'''

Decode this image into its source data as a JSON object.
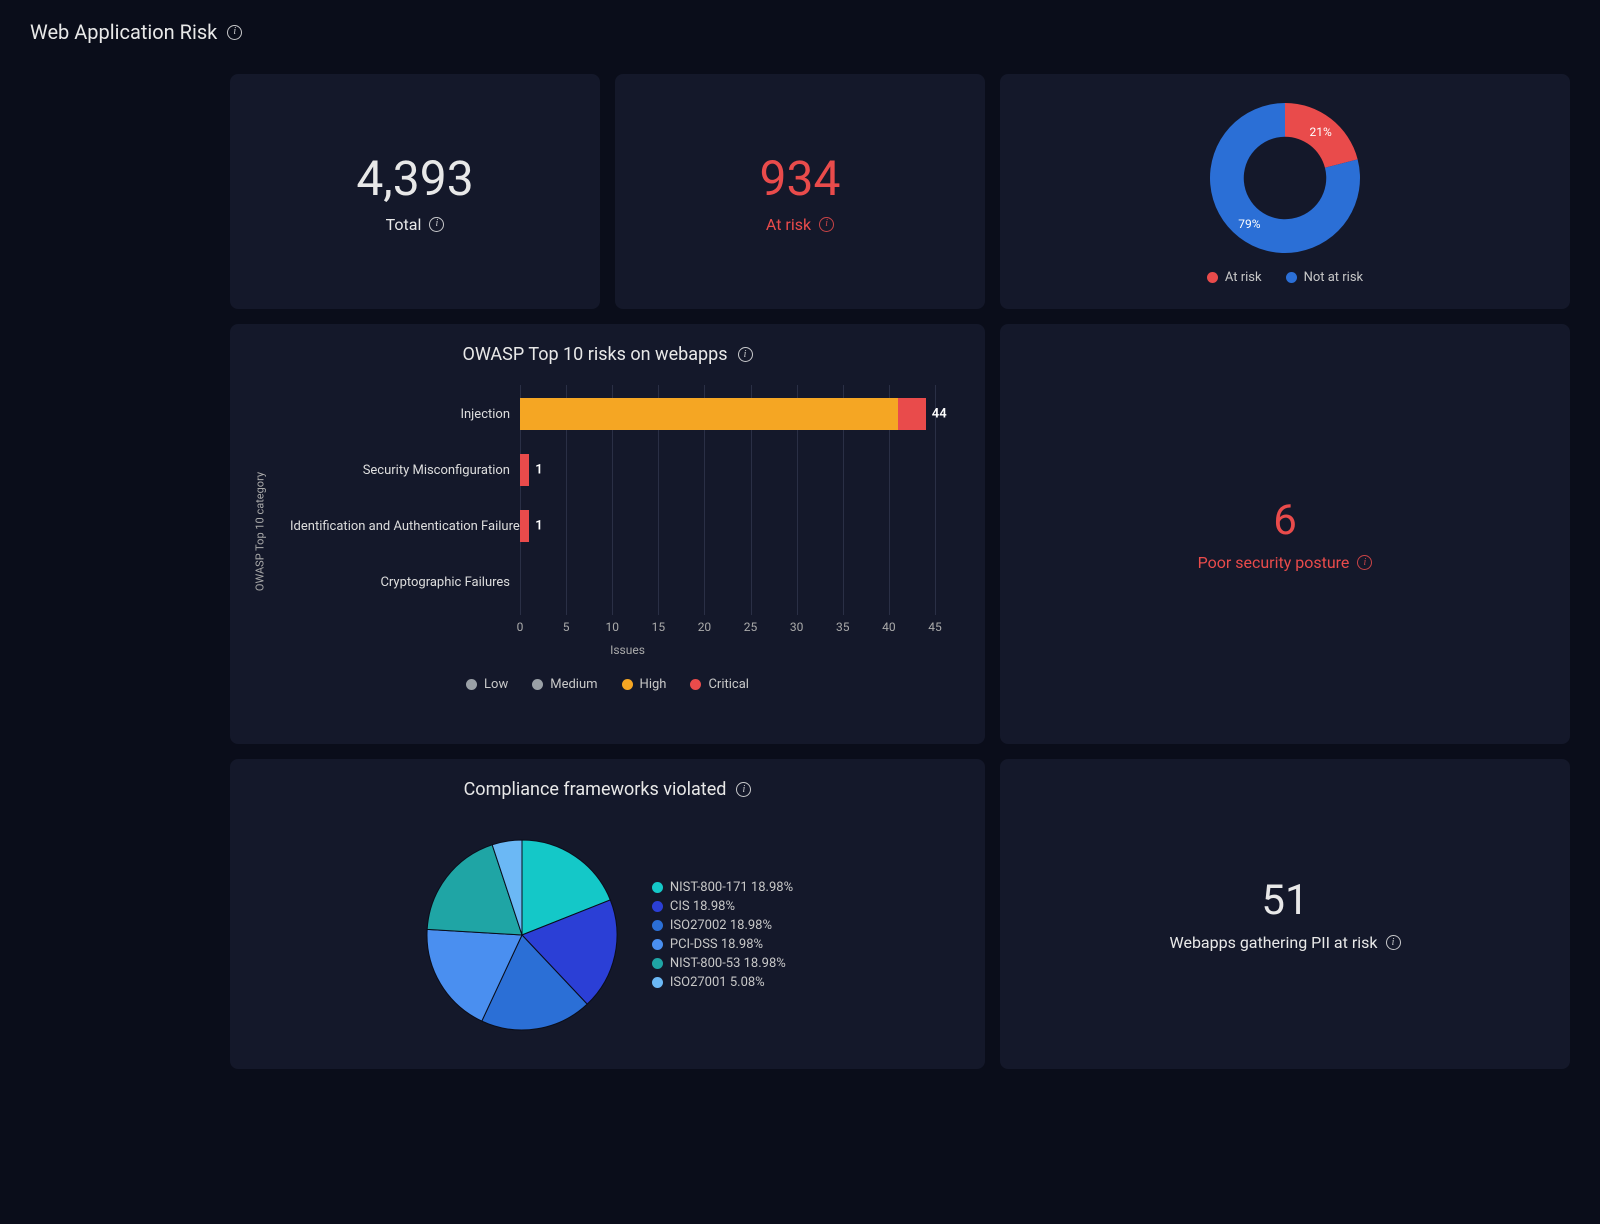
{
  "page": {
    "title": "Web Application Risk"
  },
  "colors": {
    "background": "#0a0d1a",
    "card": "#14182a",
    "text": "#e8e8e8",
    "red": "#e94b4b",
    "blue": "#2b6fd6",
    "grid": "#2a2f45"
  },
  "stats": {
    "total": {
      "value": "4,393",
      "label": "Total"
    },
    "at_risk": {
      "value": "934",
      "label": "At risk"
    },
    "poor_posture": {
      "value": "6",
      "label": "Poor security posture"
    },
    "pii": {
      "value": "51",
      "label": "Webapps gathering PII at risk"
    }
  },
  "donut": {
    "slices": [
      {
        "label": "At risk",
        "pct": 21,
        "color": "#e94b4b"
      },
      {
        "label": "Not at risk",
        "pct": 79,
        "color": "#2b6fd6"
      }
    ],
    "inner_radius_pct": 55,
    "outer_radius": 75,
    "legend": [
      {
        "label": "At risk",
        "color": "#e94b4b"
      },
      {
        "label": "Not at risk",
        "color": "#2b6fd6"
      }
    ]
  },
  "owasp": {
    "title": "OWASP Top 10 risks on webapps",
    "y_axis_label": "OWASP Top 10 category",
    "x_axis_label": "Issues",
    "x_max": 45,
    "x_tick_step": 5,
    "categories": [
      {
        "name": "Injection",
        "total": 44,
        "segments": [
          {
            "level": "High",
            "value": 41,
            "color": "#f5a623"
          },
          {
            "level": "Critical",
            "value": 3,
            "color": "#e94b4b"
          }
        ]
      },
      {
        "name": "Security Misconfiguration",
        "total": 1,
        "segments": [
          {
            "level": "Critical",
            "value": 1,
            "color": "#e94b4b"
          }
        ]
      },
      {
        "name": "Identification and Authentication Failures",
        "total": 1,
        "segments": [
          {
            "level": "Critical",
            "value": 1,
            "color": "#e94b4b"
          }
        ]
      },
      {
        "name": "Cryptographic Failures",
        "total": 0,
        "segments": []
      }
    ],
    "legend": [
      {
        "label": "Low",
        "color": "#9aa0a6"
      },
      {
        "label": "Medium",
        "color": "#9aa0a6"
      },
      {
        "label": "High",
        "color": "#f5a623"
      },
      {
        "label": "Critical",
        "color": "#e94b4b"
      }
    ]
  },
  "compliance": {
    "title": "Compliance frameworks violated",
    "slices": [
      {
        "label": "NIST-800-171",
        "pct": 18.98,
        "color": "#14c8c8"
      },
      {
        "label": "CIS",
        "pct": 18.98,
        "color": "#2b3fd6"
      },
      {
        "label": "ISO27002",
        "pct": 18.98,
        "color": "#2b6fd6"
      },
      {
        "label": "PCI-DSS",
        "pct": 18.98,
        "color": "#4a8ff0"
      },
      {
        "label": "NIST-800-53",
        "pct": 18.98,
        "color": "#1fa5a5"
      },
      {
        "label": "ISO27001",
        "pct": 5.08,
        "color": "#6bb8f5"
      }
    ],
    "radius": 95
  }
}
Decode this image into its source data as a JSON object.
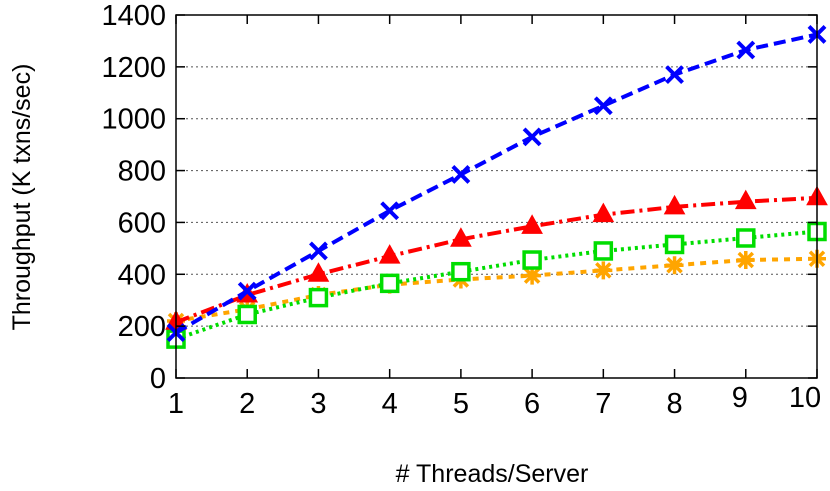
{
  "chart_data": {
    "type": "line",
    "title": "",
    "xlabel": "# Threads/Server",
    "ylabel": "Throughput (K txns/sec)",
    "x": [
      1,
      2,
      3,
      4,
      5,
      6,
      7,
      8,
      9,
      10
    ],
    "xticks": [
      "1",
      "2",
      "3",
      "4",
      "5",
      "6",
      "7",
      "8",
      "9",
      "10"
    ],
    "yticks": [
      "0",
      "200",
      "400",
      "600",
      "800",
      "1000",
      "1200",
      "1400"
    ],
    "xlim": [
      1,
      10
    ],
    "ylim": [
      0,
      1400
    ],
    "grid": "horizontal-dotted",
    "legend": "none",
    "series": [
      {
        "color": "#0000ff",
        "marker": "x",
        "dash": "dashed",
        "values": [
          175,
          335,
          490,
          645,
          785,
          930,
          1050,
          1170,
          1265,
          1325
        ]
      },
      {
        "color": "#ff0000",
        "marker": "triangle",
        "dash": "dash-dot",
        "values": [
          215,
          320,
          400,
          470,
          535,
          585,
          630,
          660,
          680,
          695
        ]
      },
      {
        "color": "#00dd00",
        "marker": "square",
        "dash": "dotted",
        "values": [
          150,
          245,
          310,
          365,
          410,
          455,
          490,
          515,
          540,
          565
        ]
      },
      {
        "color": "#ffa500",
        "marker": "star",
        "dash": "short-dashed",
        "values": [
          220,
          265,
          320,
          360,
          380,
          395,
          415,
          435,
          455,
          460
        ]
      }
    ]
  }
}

'''

(PROBLEM TO WORK ON)
Quote the material word for word, dropping any images it holds.

(ANSWER BELOW)
Decode this image into its source data as a JSON object.
{
  "page": {
    "title": "Web Application Risk"
  },
  "colors": {
    "background": "#0a0d1a",
    "card": "#14182a",
    "text": "#e8e8e8",
    "red": "#e94b4b",
    "blue": "#2b6fd6",
    "grid": "#2a2f45"
  },
  "stats": {
    "total": {
      "value": "4,393",
      "label": "Total"
    },
    "at_risk": {
      "value": "934",
      "label": "At risk"
    },
    "poor_posture": {
      "value": "6",
      "label": "Poor security posture"
    },
    "pii": {
      "value": "51",
      "label": "Webapps gathering PII at risk"
    }
  },
  "donut": {
    "slices": [
      {
        "label": "At risk",
        "pct": 21,
        "color": "#e94b4b"
      },
      {
        "label": "Not at risk",
        "pct": 79,
        "color": "#2b6fd6"
      }
    ],
    "inner_radius_pct": 55,
    "outer_radius": 75,
    "legend": [
      {
        "label": "At risk",
        "color": "#e94b4b"
      },
      {
        "label": "Not at risk",
        "color": "#2b6fd6"
      }
    ]
  },
  "owasp": {
    "title": "OWASP Top 10 risks on webapps",
    "y_axis_label": "OWASP Top 10 category",
    "x_axis_label": "Issues",
    "x_max": 45,
    "x_tick_step": 5,
    "categories": [
      {
        "name": "Injection",
        "total": 44,
        "segments": [
          {
            "level": "High",
            "value": 41,
            "color": "#f5a623"
          },
          {
            "level": "Critical",
            "value": 3,
            "color": "#e94b4b"
          }
        ]
      },
      {
        "name": "Security Misconfiguration",
        "total": 1,
        "segments": [
          {
            "level": "Critical",
            "value": 1,
            "color": "#e94b4b"
          }
        ]
      },
      {
        "name": "Identification and Authentication Failures",
        "total": 1,
        "segments": [
          {
            "level": "Critical",
            "value": 1,
            "color": "#e94b4b"
          }
        ]
      },
      {
        "name": "Cryptographic Failures",
        "total": 0,
        "segments": []
      }
    ],
    "legend": [
      {
        "label": "Low",
        "color": "#9aa0a6"
      },
      {
        "label": "Medium",
        "color": "#9aa0a6"
      },
      {
        "label": "High",
        "color": "#f5a623"
      },
      {
        "label": "Critical",
        "color": "#e94b4b"
      }
    ]
  },
  "compliance": {
    "title": "Compliance frameworks violated",
    "slices": [
      {
        "label": "NIST-800-171",
        "pct": 18.98,
        "color": "#14c8c8"
      },
      {
        "label": "CIS",
        "pct": 18.98,
        "color": "#2b3fd6"
      },
      {
        "label": "ISO27002",
        "pct": 18.98,
        "color": "#2b6fd6"
      },
      {
        "label": "PCI-DSS",
        "pct": 18.98,
        "color": "#4a8ff0"
      },
      {
        "label": "NIST-800-53",
        "pct": 18.98,
        "color": "#1fa5a5"
      },
      {
        "label": "ISO27001",
        "pct": 5.08,
        "color": "#6bb8f5"
      }
    ],
    "radius": 95
  }
}
Decode this image into its source data as a JSON object.
{
  "chart_data": {
    "type": "line",
    "title": "",
    "xlabel": "# Threads/Server",
    "ylabel": "Throughput (K txns/sec)",
    "x": [
      1,
      2,
      3,
      4,
      5,
      6,
      7,
      8,
      9,
      10
    ],
    "xticks": [
      "1",
      "2",
      "3",
      "4",
      "5",
      "6",
      "7",
      "8",
      "9",
      "10"
    ],
    "yticks": [
      "0",
      "200",
      "400",
      "600",
      "800",
      "1000",
      "1200",
      "1400"
    ],
    "xlim": [
      1,
      10
    ],
    "ylim": [
      0,
      1400
    ],
    "grid": "horizontal-dotted",
    "legend": "none",
    "series": [
      {
        "color": "#0000ff",
        "marker": "x",
        "dash": "dashed",
        "values": [
          175,
          335,
          490,
          645,
          785,
          930,
          1050,
          1170,
          1265,
          1325
        ]
      },
      {
        "color": "#ff0000",
        "marker": "triangle",
        "dash": "dash-dot",
        "values": [
          215,
          320,
          400,
          470,
          535,
          585,
          630,
          660,
          680,
          695
        ]
      },
      {
        "color": "#00dd00",
        "marker": "square",
        "dash": "dotted",
        "values": [
          150,
          245,
          310,
          365,
          410,
          455,
          490,
          515,
          540,
          565
        ]
      },
      {
        "color": "#ffa500",
        "marker": "star",
        "dash": "short-dashed",
        "values": [
          220,
          265,
          320,
          360,
          380,
          395,
          415,
          435,
          455,
          460
        ]
      }
    ]
  }
}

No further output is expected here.